Domenica 28 Aprile 2013

Grande Foppa, ma si arrende:
3-2 per Piacenza in semifinale1

REBECCHI NORDMECCANICA PIACENZA-FOPPAPEDRETTI 3-2
Parziali: 25-15, 25-23, 22-25, 21-25, 16-14.
REBECCHI NORDMECCANICA PIACENZA: Valeriano, Leggeri 13, Turlea 22, Meijners 11, Secolo 1, Nicolini, Ferretti 2, Sansonna (L), Guiggi 13, Radenkovic 1, Bosetti 17. All. Caprara.
FOPPAPEDRETTI BERGAMO: Klisura, Bruno, Crimes 15, Brown 24, Weiss 2, Blagojevic 18, Merlo (L), Di Iulio 11, Devetag 2, Diouf 4, Balboni, Zambelli 2. All. Lavarini.
Arbitri: Rapisarda di Pagnacco (Ud) e Balboni di Torino.
Note: durata set 22', 29', 30', 27', 18'. Battute Vincenti: Piacenza 3, Bergamo 3. Battute Sbagliate: Piacenza 7, Bergamo 7. Muri: Piacenza 18, Bergamo 11.

# Dati mostrati
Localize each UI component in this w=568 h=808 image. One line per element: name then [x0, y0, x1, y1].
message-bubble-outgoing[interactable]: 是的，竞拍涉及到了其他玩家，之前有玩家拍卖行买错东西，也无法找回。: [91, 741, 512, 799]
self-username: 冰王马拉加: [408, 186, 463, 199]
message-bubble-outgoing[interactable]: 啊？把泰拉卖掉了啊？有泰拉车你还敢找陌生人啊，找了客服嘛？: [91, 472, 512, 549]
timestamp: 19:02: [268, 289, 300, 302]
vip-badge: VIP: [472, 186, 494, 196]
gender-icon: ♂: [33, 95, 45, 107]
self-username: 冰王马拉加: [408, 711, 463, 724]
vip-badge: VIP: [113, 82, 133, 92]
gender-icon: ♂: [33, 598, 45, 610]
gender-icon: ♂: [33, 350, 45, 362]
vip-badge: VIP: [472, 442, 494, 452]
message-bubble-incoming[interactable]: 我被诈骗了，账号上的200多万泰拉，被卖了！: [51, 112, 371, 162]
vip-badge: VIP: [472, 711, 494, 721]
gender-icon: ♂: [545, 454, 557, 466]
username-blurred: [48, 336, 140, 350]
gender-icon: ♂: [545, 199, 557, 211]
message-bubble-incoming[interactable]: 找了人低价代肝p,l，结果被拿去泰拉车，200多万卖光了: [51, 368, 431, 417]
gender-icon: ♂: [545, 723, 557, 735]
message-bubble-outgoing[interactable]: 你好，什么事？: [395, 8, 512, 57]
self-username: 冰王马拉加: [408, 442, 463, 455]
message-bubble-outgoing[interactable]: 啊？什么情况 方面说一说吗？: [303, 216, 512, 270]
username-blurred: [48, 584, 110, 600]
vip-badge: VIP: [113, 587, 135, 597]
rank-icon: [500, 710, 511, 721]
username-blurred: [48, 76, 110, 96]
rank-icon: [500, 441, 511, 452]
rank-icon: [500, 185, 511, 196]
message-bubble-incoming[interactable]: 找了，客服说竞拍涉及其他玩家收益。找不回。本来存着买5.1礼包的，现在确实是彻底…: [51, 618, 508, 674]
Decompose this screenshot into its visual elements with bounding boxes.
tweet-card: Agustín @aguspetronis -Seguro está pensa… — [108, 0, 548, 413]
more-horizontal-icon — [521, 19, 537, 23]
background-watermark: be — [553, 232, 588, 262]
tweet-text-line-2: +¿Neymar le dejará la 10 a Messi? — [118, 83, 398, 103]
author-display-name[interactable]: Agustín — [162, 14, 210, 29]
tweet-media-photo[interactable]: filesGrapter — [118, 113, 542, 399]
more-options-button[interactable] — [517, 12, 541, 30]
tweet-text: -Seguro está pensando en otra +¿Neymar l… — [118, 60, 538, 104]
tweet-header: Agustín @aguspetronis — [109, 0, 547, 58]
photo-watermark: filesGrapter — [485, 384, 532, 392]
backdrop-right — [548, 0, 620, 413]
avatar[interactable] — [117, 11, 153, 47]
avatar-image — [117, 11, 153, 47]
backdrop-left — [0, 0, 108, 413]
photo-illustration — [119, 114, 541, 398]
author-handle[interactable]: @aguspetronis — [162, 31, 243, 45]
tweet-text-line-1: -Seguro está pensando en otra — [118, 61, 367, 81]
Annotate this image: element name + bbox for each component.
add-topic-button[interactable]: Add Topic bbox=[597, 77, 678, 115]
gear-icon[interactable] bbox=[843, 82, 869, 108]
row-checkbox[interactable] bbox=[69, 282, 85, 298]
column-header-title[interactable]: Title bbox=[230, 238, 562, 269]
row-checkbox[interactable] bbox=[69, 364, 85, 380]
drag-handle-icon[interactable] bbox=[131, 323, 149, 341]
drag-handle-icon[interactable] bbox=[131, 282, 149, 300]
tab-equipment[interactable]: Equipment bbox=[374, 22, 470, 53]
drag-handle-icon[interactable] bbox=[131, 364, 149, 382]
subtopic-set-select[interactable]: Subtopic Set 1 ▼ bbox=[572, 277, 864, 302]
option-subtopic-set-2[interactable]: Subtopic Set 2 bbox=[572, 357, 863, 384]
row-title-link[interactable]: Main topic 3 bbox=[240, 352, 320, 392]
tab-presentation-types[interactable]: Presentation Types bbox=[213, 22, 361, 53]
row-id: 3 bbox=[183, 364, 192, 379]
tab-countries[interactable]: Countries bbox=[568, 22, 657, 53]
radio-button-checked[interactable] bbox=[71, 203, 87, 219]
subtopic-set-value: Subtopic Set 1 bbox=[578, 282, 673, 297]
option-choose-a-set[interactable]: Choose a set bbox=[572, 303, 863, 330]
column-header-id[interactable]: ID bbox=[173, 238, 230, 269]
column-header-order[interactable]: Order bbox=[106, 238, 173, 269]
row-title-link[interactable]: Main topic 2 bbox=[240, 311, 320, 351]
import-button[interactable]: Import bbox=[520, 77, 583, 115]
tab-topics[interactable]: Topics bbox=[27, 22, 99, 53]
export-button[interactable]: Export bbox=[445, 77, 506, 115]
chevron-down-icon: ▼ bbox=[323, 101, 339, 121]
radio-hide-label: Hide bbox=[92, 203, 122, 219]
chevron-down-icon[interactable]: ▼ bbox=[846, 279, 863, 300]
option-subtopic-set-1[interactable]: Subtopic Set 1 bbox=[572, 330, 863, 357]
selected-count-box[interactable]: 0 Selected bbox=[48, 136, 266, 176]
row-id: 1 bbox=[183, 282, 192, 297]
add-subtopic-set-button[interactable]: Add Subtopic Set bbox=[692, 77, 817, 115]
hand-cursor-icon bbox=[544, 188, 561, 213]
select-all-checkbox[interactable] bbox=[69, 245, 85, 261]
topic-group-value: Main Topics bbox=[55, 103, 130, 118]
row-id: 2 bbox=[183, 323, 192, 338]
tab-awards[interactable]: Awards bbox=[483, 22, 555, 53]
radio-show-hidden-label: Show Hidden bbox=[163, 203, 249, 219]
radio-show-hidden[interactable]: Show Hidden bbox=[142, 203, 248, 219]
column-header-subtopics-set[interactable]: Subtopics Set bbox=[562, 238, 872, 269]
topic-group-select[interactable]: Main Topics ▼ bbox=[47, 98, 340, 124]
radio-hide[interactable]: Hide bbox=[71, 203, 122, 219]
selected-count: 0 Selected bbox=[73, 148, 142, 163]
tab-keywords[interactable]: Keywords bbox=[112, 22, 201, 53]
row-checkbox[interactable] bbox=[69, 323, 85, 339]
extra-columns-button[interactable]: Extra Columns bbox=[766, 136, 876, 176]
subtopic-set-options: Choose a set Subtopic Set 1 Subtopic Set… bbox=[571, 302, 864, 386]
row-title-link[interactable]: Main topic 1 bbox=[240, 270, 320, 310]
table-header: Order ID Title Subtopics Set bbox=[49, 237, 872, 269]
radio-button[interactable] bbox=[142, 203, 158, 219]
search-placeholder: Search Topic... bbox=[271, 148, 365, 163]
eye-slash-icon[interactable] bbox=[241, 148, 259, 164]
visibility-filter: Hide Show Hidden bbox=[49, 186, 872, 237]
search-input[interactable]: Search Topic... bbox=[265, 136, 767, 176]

# Parti dell'esercizio
**A.** Estrai dal resoconto della partita tutto ciò che va da "Note: durata set" fino a "18, Bergamo 11.".
**B.** In base al resoconto della partita, rispondi sì o no a ciascuna affermazione e cita le parole del testo che lo stabiliscono: (i) Piacenza ha vinto l'incontro per 3-2; (ii) Bergamo ha totalizzato più muri di Piacenza; (iii) la squadra di Bergamo è allenata da Lavarini.
**C.** Secondo il resoconto della partita, chi erano gli arbitri dell'incontro?

# Soluzioni
**A.**
Note: durata set 22', 29', 30', 27', 18'. Battute Vincenti: Piacenza 3, Bergamo 3. Battute Sbagliate: Piacenza 7, Bergamo 7. Muri: Piacenza 18, Bergamo 11.

**B.**
(i) Sì: "REBECCHI NORDMECCANICA PIACENZA-FOPPAPEDRETTI 3-2".
(ii) No: "Muri: Piacenza 18, Bergamo 11".
(iii) Sì: "All. Lavarini."

**C.** Rapisarda di Pagnacco (Ud) e Balboni di Torino.